*Written request*: In the entries below, find every line holding the string "Frequency" and collect it.

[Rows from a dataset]
══════════
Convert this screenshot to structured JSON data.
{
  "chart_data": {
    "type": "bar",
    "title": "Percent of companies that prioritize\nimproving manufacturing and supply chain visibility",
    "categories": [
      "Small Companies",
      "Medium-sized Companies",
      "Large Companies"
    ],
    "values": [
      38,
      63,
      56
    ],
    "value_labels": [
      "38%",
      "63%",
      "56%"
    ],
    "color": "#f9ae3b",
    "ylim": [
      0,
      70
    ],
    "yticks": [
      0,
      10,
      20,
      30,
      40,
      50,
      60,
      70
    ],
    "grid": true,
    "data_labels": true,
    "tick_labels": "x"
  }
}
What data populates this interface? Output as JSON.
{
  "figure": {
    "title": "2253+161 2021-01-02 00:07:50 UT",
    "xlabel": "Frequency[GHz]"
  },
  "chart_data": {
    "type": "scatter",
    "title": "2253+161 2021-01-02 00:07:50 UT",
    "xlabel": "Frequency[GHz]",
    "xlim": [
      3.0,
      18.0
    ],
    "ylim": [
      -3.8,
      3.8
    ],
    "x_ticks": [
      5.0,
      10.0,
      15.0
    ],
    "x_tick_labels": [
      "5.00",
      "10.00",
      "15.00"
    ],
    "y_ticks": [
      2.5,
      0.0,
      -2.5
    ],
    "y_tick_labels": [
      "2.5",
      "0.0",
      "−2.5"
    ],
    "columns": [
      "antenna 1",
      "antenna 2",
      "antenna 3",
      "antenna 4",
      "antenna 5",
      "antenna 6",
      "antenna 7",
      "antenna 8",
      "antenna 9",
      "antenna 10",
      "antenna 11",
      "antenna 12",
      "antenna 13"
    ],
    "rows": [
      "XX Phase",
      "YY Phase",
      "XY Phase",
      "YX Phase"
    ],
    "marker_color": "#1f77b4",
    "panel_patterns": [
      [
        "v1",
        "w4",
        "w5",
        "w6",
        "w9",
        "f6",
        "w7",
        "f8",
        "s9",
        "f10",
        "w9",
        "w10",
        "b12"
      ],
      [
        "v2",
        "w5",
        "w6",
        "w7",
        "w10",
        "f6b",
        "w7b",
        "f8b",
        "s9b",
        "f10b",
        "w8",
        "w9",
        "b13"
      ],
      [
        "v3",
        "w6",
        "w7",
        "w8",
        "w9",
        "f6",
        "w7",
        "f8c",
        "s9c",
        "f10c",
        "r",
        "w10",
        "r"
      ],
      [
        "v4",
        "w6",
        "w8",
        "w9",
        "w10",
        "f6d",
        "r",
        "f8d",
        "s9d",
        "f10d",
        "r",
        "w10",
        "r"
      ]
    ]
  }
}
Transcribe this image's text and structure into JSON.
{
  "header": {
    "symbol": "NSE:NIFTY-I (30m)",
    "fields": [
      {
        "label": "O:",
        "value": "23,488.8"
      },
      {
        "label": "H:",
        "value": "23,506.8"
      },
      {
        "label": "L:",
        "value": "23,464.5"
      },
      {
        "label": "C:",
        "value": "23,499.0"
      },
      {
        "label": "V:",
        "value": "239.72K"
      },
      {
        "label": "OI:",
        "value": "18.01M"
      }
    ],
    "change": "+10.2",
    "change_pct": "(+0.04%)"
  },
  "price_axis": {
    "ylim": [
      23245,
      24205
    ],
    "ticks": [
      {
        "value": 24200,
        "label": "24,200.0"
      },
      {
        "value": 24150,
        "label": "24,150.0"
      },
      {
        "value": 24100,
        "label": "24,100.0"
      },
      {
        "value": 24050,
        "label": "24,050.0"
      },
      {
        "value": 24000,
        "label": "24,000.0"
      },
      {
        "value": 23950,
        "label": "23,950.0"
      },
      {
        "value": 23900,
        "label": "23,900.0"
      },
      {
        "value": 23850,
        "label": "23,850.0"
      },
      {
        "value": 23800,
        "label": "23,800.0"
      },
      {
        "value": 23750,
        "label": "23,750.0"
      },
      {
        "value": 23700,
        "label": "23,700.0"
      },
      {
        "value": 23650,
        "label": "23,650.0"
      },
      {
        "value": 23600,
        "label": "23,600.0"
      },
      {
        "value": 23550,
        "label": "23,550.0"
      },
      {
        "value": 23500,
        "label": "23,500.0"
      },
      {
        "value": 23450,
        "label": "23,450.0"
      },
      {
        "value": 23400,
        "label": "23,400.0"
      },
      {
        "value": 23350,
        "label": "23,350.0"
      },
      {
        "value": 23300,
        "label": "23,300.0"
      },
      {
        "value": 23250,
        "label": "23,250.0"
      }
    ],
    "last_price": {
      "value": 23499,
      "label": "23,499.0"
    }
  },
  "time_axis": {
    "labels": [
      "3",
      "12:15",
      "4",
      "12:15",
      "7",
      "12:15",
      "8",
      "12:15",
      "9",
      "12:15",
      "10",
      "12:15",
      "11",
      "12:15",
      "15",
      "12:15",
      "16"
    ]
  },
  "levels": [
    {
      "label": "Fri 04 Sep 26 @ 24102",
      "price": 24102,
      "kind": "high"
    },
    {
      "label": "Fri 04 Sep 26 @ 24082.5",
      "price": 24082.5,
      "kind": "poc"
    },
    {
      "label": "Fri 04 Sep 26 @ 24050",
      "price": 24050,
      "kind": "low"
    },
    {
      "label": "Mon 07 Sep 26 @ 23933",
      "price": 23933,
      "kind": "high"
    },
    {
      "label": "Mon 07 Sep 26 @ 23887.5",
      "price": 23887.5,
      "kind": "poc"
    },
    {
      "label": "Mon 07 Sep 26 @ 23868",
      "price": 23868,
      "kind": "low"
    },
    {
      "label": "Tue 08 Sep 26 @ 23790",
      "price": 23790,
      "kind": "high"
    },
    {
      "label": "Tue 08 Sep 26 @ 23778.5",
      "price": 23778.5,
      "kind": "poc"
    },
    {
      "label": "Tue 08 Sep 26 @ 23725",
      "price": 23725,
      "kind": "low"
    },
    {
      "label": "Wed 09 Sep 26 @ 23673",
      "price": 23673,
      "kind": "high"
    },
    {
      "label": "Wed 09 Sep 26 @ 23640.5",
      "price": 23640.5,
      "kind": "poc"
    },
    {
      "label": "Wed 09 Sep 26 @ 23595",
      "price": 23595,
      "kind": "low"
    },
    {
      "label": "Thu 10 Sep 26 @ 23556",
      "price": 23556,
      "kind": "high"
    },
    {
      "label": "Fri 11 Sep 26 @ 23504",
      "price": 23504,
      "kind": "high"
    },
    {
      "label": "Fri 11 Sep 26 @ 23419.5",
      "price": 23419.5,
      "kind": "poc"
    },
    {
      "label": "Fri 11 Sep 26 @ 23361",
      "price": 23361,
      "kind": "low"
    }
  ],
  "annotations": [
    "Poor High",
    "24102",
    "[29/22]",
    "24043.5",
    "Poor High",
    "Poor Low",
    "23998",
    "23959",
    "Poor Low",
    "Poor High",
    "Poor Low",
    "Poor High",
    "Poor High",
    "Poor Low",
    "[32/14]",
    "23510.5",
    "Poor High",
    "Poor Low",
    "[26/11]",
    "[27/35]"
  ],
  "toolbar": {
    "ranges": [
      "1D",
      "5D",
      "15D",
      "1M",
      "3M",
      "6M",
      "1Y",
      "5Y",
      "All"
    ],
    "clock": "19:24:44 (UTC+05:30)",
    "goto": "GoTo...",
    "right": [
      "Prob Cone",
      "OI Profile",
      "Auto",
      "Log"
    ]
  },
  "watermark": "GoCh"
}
══════════
*Response to the exercise*:
    "xlabel": "Frequency[GHz]"
    "xlabel": "Frequency[GHz]",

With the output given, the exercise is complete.